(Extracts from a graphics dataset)

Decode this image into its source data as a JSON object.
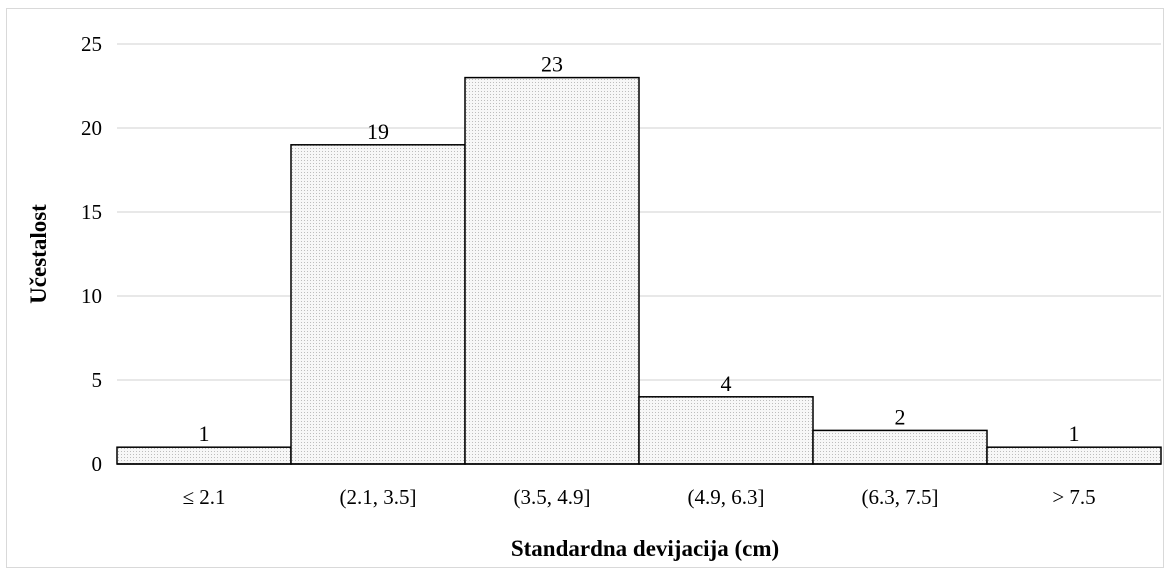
{
  "chart_data": {
    "type": "bar",
    "title": "",
    "xlabel": "Standardna devijacija (cm)",
    "ylabel": "Učestalost",
    "categories": [
      "≤ 2.1",
      "(2.1, 3.5]",
      "(3.5, 4.9]",
      "(4.9, 6.3]",
      "(6.3, 7.5]",
      "> 7.5"
    ],
    "values": [
      1,
      19,
      23,
      4,
      2,
      1
    ],
    "data_labels": [
      "1",
      "19",
      "23",
      "4",
      "2",
      "1"
    ],
    "ylim": [
      0,
      25
    ],
    "yticks": [
      0,
      5,
      10,
      15,
      20,
      25
    ],
    "grid": true,
    "legend": "none",
    "bar_fill": "#ebebeb",
    "bar_stroke": "#000000",
    "grid_color": "#d9d9d9"
  }
}
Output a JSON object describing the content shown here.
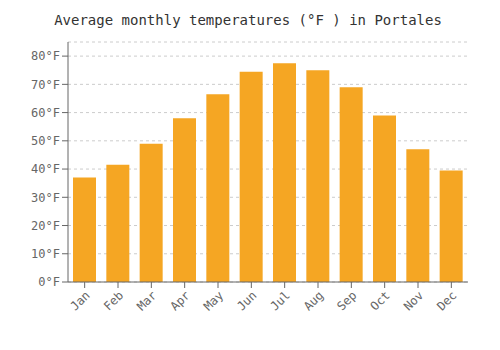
{
  "chart_data": {
    "type": "bar",
    "title": "Average monthly temperatures (°F ) in Portales",
    "categories": [
      "Jan",
      "Feb",
      "Mar",
      "Apr",
      "May",
      "Jun",
      "Jul",
      "Aug",
      "Sep",
      "Oct",
      "Nov",
      "Dec"
    ],
    "values": [
      37,
      41.5,
      49,
      58,
      66.5,
      74.5,
      77.5,
      75,
      69,
      59,
      47,
      39.5
    ],
    "color": "#F5A623",
    "ylim": [
      0,
      85
    ],
    "yticks": [
      {
        "value": 0,
        "label": "0°F"
      },
      {
        "value": 10,
        "label": "10°F"
      },
      {
        "value": 20,
        "label": "20°F"
      },
      {
        "value": 30,
        "label": "30°F"
      },
      {
        "value": 40,
        "label": "40°F"
      },
      {
        "value": 50,
        "label": "50°F"
      },
      {
        "value": 60,
        "label": "60°F"
      },
      {
        "value": 70,
        "label": "70°F"
      },
      {
        "value": 80,
        "label": "80°F"
      }
    ],
    "grid": true
  }
}
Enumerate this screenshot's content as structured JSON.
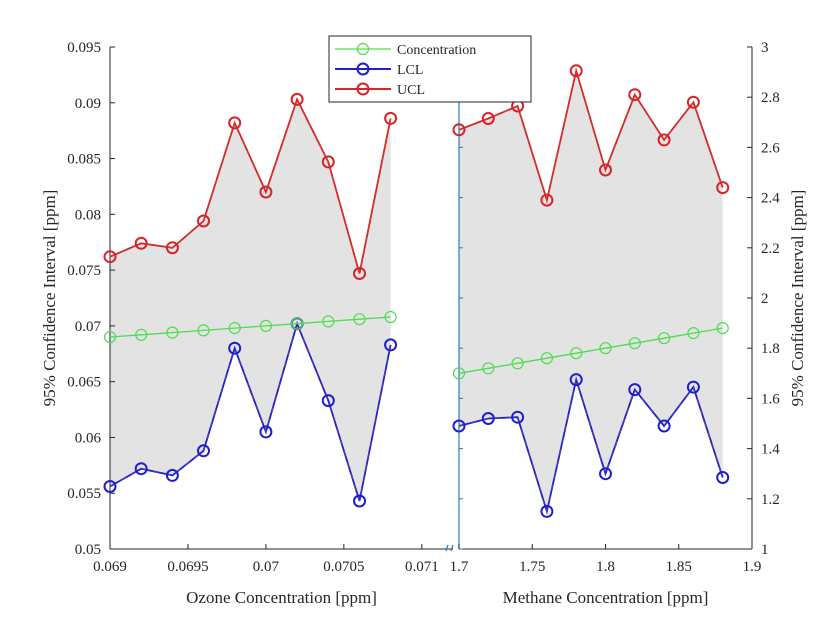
{
  "chart_data": {
    "type": "line",
    "legend": [
      {
        "name": "Concentration",
        "color": "#4ddd4d"
      },
      {
        "name": "LCL",
        "color": "#1f1fcf"
      },
      {
        "name": "UCL",
        "color": "#d9232a"
      }
    ],
    "left_panel": {
      "xlabel": "Ozone Concentration [ppm]",
      "ylabel": "95% Confidence Interval [ppm]",
      "xlim": [
        0.069,
        0.0712
      ],
      "ylim": [
        0.05,
        0.095
      ],
      "xticks": [
        "0.069",
        "0.0695",
        "0.07",
        "0.0705",
        "0.071"
      ],
      "xtick_values": [
        0.069,
        0.0695,
        0.07,
        0.0705,
        0.071
      ],
      "yticks": [
        "0.05",
        "0.055",
        "0.06",
        "0.065",
        "0.07",
        "0.075",
        "0.08",
        "0.085",
        "0.09",
        "0.095"
      ],
      "ytick_values": [
        0.05,
        0.055,
        0.06,
        0.065,
        0.07,
        0.075,
        0.08,
        0.085,
        0.09,
        0.095
      ],
      "x": [
        0.069,
        0.0692,
        0.0694,
        0.0696,
        0.0698,
        0.07,
        0.0702,
        0.0704,
        0.0706,
        0.0708
      ],
      "series": [
        {
          "name": "Concentration",
          "values": [
            0.069,
            0.0692,
            0.0694,
            0.0696,
            0.0698,
            0.07,
            0.0702,
            0.0704,
            0.0706,
            0.0708
          ]
        },
        {
          "name": "LCL",
          "values": [
            0.0556,
            0.0572,
            0.0566,
            0.0588,
            0.068,
            0.0605,
            0.0702,
            0.0633,
            0.0543,
            0.0683
          ]
        },
        {
          "name": "UCL",
          "values": [
            0.0762,
            0.0774,
            0.077,
            0.0794,
            0.0882,
            0.082,
            0.0903,
            0.0847,
            0.0747,
            0.0886
          ]
        }
      ]
    },
    "right_panel": {
      "xlabel": "Methane Concentration [ppm]",
      "ylabel": "95% Confidence Interval [ppm]",
      "xlim": [
        1.7,
        1.9
      ],
      "ylim": [
        1.0,
        3.0
      ],
      "xticks": [
        "1.7",
        "1.75",
        "1.8",
        "1.85",
        "1.9"
      ],
      "xtick_values": [
        1.7,
        1.75,
        1.8,
        1.85,
        1.9
      ],
      "yticks": [
        "1",
        "1.2",
        "1.4",
        "1.6",
        "1.8",
        "2",
        "2.2",
        "2.4",
        "2.6",
        "2.8",
        "3"
      ],
      "ytick_values": [
        1.0,
        1.2,
        1.4,
        1.6,
        1.8,
        2.0,
        2.2,
        2.4,
        2.6,
        2.8,
        3.0
      ],
      "x": [
        1.7,
        1.72,
        1.74,
        1.76,
        1.78,
        1.8,
        1.82,
        1.84,
        1.86,
        1.88
      ],
      "series": [
        {
          "name": "Concentration",
          "values": [
            1.7,
            1.72,
            1.74,
            1.76,
            1.78,
            1.8,
            1.82,
            1.84,
            1.86,
            1.88
          ]
        },
        {
          "name": "LCL",
          "values": [
            1.49,
            1.52,
            1.525,
            1.15,
            1.675,
            1.3,
            1.635,
            1.49,
            1.645,
            1.285
          ]
        },
        {
          "name": "UCL",
          "values": [
            2.67,
            2.715,
            2.765,
            2.39,
            2.905,
            2.51,
            2.81,
            2.63,
            2.78,
            2.44
          ]
        }
      ]
    }
  }
}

* _Required work_
Your copy should repeat each entry above exactly but contain no pictures.

* _Result of this task_
Decode this image into its source data as a JSON object.
{
  "chart_data": {
    "type": "bar",
    "title": "",
    "xlabel": "Standardna devijacija (cm)",
    "ylabel": "Učestalost",
    "categories": [
      "≤ 2.1",
      "(2.1, 3.5]",
      "(3.5, 4.9]",
      "(4.9, 6.3]",
      "(6.3, 7.5]",
      "> 7.5"
    ],
    "values": [
      1,
      19,
      23,
      4,
      2,
      1
    ],
    "data_labels": [
      "1",
      "19",
      "23",
      "4",
      "2",
      "1"
    ],
    "ylim": [
      0,
      25
    ],
    "yticks": [
      0,
      5,
      10,
      15,
      20,
      25
    ],
    "grid": true,
    "legend": "none",
    "bar_fill": "#ebebeb",
    "bar_stroke": "#000000",
    "grid_color": "#d9d9d9"
  }
}
Output a JSON object describing the content shown here.
{
  "chart_data": {
    "type": "bar",
    "title": "Average monthly temperatures (°F ) in Portales",
    "categories": [
      "Jan",
      "Feb",
      "Mar",
      "Apr",
      "May",
      "Jun",
      "Jul",
      "Aug",
      "Sep",
      "Oct",
      "Nov",
      "Dec"
    ],
    "values": [
      37,
      41.5,
      49,
      58,
      66.5,
      74.5,
      77.5,
      75,
      69,
      59,
      47,
      39.5
    ],
    "color": "#F5A623",
    "ylim": [
      0,
      85
    ],
    "yticks": [
      {
        "value": 0,
        "label": "0°F"
      },
      {
        "value": 10,
        "label": "10°F"
      },
      {
        "value": 20,
        "label": "20°F"
      },
      {
        "value": 30,
        "label": "30°F"
      },
      {
        "value": 40,
        "label": "40°F"
      },
      {
        "value": 50,
        "label": "50°F"
      },
      {
        "value": 60,
        "label": "60°F"
      },
      {
        "value": 70,
        "label": "70°F"
      },
      {
        "value": 80,
        "label": "80°F"
      }
    ],
    "grid": true
  }
}
Enumerate this screenshot's content as structured JSON.
{
  "chart_data": {
    "type": "line",
    "legend": [
      {
        "name": "Concentration",
        "color": "#4ddd4d"
      },
      {
        "name": "LCL",
        "color": "#1f1fcf"
      },
      {
        "name": "UCL",
        "color": "#d9232a"
      }
    ],
    "left_panel": {
      "xlabel": "Ozone Concentration [ppm]",
      "ylabel": "95% Confidence Interval [ppm]",
      "xlim": [
        0.069,
        0.0712
      ],
      "ylim": [
        0.05,
        0.095
      ],
      "xticks": [
        "0.069",
        "0.0695",
        "0.07",
        "0.0705",
        "0.071"
      ],
      "xtick_values": [
        0.069,
        0.0695,
        0.07,
        0.0705,
        0.071
      ],
      "yticks": [
        "0.05",
        "0.055",
        "0.06",
        "0.065",
        "0.07",
        "0.075",
        "0.08",
        "0.085",
        "0.09",
        "0.095"
      ],
      "ytick_values": [
        0.05,
        0.055,
        0.06,
        0.065,
        0.07,
        0.075,
        0.08,
        0.085,
        0.09,
        0.095
      ],
      "x": [
        0.069,
        0.0692,
        0.0694,
        0.0696,
        0.0698,
        0.07,
        0.0702,
        0.0704,
        0.0706,
        0.0708
      ],
      "series": [
        {
          "name": "Concentration",
          "values": [
            0.069,
            0.0692,
            0.0694,
            0.0696,
            0.0698,
            0.07,
            0.0702,
            0.0704,
            0.0706,
            0.0708
          ]
        },
        {
          "name": "LCL",
          "values": [
            0.0556,
            0.0572,
            0.0566,
            0.0588,
            0.068,
            0.0605,
            0.0702,
            0.0633,
            0.0543,
            0.0683
          ]
        },
        {
          "name": "UCL",
          "values": [
            0.0762,
            0.0774,
            0.077,
            0.0794,
            0.0882,
            0.082,
            0.0903,
            0.0847,
            0.0747,
            0.0886
          ]
        }
      ]
    },
    "right_panel": {
      "xlabel": "Methane Concentration [ppm]",
      "ylabel": "95% Confidence Interval [ppm]",
      "xlim": [
        1.7,
        1.9
      ],
      "ylim": [
        1.0,
        3.0
      ],
      "xticks": [
        "1.7",
        "1.75",
        "1.8",
        "1.85",
        "1.9"
      ],
      "xtick_values": [
        1.7,
        1.75,
        1.8,
        1.85,
        1.9
      ],
      "yticks": [
        "1",
        "1.2",
        "1.4",
        "1.6",
        "1.8",
        "2",
        "2.2",
        "2.4",
        "2.6",
        "2.8",
        "3"
      ],
      "ytick_values": [
        1.0,
        1.2,
        1.4,
        1.6,
        1.8,
        2.0,
        2.2,
        2.4,
        2.6,
        2.8,
        3.0
      ],
      "x": [
        1.7,
        1.72,
        1.74,
        1.76,
        1.78,
        1.8,
        1.82,
        1.84,
        1.86,
        1.88
      ],
      "series": [
        {
          "name": "Concentration",
          "values": [
            1.7,
            1.72,
            1.74,
            1.76,
            1.78,
            1.8,
            1.82,
            1.84,
            1.86,
            1.88
          ]
        },
        {
          "name": "LCL",
          "values": [
            1.49,
            1.52,
            1.525,
            1.15,
            1.675,
            1.3,
            1.635,
            1.49,
            1.645,
            1.285
          ]
        },
        {
          "name": "UCL",
          "values": [
            2.67,
            2.715,
            2.765,
            2.39,
            2.905,
            2.51,
            2.81,
            2.63,
            2.78,
            2.44
          ]
        }
      ]
    }
  }
}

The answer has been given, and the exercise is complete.